Identify and reproduce every line holding the string "detecting".

* begin *

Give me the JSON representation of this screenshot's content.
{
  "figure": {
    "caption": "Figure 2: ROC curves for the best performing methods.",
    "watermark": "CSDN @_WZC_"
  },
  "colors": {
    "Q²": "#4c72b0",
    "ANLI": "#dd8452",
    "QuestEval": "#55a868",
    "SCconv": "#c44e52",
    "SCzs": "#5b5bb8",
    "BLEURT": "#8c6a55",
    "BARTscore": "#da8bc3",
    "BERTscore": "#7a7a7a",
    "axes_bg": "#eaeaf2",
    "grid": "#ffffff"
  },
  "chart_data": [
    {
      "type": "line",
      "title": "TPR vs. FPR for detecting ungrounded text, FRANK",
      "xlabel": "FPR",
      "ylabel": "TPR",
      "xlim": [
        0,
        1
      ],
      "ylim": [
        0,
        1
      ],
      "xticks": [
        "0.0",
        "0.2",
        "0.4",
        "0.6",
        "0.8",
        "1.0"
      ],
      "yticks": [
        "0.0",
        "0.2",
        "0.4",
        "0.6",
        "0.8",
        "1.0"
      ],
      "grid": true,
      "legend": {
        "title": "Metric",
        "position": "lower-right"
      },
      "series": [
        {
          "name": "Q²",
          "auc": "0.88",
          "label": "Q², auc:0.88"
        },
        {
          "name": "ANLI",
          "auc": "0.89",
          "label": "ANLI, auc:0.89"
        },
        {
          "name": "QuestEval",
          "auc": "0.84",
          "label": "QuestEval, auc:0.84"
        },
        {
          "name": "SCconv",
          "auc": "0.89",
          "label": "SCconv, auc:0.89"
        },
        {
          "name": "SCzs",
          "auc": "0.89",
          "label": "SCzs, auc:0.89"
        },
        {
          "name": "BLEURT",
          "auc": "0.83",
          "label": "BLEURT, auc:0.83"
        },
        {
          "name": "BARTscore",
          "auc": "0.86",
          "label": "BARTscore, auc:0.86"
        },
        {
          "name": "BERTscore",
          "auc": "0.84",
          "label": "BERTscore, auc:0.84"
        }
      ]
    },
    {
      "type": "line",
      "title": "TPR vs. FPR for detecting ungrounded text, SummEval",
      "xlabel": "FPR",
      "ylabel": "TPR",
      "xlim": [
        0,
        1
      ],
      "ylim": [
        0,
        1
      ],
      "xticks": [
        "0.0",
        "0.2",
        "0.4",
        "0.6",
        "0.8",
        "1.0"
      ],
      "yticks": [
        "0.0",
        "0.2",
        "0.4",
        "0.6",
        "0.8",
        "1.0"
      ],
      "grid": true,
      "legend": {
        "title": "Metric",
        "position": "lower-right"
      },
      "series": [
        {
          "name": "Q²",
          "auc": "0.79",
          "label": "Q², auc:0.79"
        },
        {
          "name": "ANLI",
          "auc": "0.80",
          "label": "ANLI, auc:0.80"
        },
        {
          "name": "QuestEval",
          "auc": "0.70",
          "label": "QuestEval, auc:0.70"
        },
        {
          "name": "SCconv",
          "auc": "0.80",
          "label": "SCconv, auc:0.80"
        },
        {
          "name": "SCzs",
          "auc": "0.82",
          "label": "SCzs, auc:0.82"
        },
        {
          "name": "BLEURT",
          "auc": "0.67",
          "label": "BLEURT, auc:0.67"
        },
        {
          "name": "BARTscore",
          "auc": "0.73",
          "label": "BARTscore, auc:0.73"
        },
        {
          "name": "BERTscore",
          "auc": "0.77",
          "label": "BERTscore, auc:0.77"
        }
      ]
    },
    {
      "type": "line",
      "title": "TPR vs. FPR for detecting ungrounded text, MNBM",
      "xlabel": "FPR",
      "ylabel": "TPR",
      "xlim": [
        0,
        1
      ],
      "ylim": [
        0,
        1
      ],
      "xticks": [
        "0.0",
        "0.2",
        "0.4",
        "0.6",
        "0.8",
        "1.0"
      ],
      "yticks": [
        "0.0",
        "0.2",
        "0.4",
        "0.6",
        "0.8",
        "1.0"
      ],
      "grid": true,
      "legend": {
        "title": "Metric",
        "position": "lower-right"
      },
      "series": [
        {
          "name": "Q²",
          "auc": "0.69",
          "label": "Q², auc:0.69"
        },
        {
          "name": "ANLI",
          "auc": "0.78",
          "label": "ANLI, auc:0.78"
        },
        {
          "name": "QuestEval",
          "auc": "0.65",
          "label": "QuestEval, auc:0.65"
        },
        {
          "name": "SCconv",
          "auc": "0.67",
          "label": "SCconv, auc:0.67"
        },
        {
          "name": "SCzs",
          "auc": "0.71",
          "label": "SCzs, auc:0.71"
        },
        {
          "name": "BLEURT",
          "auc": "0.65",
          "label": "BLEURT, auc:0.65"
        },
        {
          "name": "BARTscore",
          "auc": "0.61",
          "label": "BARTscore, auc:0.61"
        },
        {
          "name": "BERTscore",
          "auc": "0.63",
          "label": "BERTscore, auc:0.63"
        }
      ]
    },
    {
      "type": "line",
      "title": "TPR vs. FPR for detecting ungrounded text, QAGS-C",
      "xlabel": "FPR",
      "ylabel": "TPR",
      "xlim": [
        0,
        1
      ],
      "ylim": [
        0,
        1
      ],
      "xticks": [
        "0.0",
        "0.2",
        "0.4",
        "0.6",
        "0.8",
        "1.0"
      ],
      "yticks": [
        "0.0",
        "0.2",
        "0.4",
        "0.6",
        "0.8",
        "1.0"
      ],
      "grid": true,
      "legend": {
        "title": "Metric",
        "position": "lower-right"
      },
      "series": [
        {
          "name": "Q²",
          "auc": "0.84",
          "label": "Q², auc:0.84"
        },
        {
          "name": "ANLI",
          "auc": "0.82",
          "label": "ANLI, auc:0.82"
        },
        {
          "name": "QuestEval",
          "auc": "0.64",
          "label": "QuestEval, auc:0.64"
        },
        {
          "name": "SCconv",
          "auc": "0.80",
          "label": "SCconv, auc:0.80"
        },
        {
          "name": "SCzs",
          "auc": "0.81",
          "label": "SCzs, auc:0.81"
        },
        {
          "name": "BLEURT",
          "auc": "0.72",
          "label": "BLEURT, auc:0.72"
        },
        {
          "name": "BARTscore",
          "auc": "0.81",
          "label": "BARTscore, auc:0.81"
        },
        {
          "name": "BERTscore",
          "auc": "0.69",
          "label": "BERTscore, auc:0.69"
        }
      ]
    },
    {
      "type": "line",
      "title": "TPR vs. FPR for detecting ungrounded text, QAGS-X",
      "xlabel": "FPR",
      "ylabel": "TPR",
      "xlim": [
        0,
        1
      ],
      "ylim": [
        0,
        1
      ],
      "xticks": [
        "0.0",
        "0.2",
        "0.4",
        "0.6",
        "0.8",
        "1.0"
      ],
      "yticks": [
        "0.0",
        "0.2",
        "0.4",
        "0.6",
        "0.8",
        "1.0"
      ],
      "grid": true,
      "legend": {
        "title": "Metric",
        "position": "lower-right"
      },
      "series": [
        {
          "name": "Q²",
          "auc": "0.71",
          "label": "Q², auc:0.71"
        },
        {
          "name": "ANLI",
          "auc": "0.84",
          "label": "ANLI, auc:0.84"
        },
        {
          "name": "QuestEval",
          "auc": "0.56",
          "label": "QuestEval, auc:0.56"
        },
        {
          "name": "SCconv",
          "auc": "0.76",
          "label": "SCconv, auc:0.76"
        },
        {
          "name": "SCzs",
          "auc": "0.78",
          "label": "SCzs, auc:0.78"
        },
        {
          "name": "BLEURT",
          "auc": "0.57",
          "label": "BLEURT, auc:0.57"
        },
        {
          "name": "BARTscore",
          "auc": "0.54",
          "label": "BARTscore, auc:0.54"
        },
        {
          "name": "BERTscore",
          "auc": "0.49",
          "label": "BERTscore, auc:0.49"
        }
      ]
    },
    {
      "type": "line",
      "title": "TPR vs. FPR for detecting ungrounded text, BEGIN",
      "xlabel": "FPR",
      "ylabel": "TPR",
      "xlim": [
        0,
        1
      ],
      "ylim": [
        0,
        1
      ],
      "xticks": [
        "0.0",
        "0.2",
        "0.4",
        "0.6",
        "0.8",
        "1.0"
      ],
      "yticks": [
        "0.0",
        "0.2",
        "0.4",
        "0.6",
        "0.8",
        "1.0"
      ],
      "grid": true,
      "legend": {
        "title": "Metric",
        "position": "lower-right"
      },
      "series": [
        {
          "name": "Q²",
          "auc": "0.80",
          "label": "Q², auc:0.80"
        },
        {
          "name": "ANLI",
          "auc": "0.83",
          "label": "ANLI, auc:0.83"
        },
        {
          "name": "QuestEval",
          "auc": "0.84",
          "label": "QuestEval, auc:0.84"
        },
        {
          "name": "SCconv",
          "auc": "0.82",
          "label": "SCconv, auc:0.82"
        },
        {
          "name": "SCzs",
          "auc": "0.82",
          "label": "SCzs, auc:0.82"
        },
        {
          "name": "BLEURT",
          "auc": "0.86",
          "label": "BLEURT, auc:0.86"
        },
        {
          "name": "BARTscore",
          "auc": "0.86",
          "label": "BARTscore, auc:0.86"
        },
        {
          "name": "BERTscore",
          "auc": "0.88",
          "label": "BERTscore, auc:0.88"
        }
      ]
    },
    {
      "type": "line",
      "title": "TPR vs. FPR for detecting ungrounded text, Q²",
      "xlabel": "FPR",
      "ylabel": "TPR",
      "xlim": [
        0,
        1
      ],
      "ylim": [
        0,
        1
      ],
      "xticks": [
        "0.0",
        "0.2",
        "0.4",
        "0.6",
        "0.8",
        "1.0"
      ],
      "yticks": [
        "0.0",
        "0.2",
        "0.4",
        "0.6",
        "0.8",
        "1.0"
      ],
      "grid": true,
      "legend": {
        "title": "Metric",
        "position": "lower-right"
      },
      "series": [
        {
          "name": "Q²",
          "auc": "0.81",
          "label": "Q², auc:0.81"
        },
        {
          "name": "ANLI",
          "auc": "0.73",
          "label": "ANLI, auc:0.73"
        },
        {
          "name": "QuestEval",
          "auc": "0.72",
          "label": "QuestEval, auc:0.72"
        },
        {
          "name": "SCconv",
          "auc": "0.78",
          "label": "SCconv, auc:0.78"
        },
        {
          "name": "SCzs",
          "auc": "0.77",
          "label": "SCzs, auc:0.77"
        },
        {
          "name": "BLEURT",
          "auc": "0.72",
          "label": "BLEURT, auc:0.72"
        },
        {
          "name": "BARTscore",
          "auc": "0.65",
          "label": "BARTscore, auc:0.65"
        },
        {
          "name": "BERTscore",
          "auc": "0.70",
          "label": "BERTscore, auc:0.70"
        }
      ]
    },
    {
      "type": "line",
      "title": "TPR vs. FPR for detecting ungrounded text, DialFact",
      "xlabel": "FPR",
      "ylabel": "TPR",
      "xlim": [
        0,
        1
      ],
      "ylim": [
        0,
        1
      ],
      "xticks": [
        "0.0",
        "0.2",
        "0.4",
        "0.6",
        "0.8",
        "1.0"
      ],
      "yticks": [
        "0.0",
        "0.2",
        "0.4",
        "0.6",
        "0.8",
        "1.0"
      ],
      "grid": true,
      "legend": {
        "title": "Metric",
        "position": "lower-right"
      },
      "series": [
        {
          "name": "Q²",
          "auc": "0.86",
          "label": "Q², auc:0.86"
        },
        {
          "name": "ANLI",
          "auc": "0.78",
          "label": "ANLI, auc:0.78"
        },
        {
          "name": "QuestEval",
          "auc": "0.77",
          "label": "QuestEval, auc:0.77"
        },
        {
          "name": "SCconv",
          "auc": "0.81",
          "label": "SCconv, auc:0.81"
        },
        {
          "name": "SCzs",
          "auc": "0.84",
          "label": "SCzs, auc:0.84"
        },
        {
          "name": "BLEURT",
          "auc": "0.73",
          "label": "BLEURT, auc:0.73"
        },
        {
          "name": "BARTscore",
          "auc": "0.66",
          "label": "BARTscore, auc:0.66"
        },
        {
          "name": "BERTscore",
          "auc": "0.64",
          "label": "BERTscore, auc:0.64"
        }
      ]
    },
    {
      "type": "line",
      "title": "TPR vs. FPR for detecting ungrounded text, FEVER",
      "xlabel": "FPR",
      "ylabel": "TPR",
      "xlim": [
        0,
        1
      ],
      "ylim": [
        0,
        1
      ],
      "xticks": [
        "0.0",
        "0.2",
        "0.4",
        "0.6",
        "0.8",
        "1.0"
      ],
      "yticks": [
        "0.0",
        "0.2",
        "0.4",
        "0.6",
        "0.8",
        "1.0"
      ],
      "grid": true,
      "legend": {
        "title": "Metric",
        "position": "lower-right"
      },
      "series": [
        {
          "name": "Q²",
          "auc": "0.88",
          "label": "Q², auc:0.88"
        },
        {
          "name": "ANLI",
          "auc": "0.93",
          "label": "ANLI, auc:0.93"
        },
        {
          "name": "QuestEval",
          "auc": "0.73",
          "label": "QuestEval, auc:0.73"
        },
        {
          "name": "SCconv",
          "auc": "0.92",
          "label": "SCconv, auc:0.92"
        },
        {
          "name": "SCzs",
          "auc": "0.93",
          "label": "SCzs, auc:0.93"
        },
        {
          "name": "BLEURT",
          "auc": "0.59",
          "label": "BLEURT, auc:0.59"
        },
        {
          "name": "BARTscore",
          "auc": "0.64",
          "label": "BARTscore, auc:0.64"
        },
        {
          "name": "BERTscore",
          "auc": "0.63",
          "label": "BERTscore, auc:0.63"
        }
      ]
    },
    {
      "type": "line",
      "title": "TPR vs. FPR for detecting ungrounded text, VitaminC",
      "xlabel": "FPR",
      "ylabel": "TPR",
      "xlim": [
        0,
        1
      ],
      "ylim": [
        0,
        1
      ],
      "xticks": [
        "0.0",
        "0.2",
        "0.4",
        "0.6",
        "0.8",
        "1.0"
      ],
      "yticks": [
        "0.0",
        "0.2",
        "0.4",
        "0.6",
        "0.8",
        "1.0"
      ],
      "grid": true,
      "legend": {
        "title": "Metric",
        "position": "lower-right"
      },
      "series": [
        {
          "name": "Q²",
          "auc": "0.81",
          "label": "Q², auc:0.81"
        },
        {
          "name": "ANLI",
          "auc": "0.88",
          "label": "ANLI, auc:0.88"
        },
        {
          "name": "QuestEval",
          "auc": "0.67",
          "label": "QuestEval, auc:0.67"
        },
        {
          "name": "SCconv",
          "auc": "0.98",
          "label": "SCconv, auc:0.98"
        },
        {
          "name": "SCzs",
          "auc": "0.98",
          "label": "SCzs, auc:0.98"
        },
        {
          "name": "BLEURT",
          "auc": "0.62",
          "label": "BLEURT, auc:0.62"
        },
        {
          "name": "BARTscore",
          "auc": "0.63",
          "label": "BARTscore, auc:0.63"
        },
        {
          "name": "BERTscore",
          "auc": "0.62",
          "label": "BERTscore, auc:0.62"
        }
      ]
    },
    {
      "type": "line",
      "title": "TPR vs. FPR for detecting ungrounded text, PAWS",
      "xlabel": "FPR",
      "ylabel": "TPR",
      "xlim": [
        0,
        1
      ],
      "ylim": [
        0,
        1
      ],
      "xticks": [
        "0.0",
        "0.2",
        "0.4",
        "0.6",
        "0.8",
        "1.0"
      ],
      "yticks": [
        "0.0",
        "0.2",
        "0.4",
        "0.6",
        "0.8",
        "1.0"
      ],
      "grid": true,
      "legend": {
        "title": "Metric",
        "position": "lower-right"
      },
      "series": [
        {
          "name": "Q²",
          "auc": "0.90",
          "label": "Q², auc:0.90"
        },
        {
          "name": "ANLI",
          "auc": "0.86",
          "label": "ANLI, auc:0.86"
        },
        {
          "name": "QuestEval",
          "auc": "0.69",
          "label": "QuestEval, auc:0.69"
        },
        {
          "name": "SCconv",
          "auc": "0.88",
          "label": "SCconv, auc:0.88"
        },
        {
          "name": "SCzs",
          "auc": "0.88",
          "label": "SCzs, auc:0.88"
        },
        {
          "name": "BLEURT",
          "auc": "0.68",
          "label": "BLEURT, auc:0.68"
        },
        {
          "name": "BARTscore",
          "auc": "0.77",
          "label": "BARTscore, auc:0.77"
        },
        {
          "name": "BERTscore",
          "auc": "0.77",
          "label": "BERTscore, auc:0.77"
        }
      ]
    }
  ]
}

* end *

- [Answer for this exercise]:
      "title": "TPR vs. FPR for detecting ungrounded text, FRANK",
      "title": "TPR vs. FPR for detecting ungrounded text, SummEval",
      "title": "TPR vs. FPR for detecting ungrounded text, MNBM",
      "title": "TPR vs. FPR for detecting ungrounded text, QAGS-C",
      "title": "TPR vs. FPR for detecting ungrounded text, QAGS-X",
      "title": "TPR vs. FPR for detecting ungrounded text, BEGIN",
      "title": "TPR vs. FPR for detecting ungrounded text, Q²",
      "title": "TPR vs. FPR for detecting ungrounded text, DialFact",
      "title": "TPR vs. FPR for detecting ungrounded text, FEVER",
      "title": "TPR vs. FPR for detecting ungrounded text, VitaminC",
      "title": "TPR vs. FPR for detecting ungrounded text, PAWS",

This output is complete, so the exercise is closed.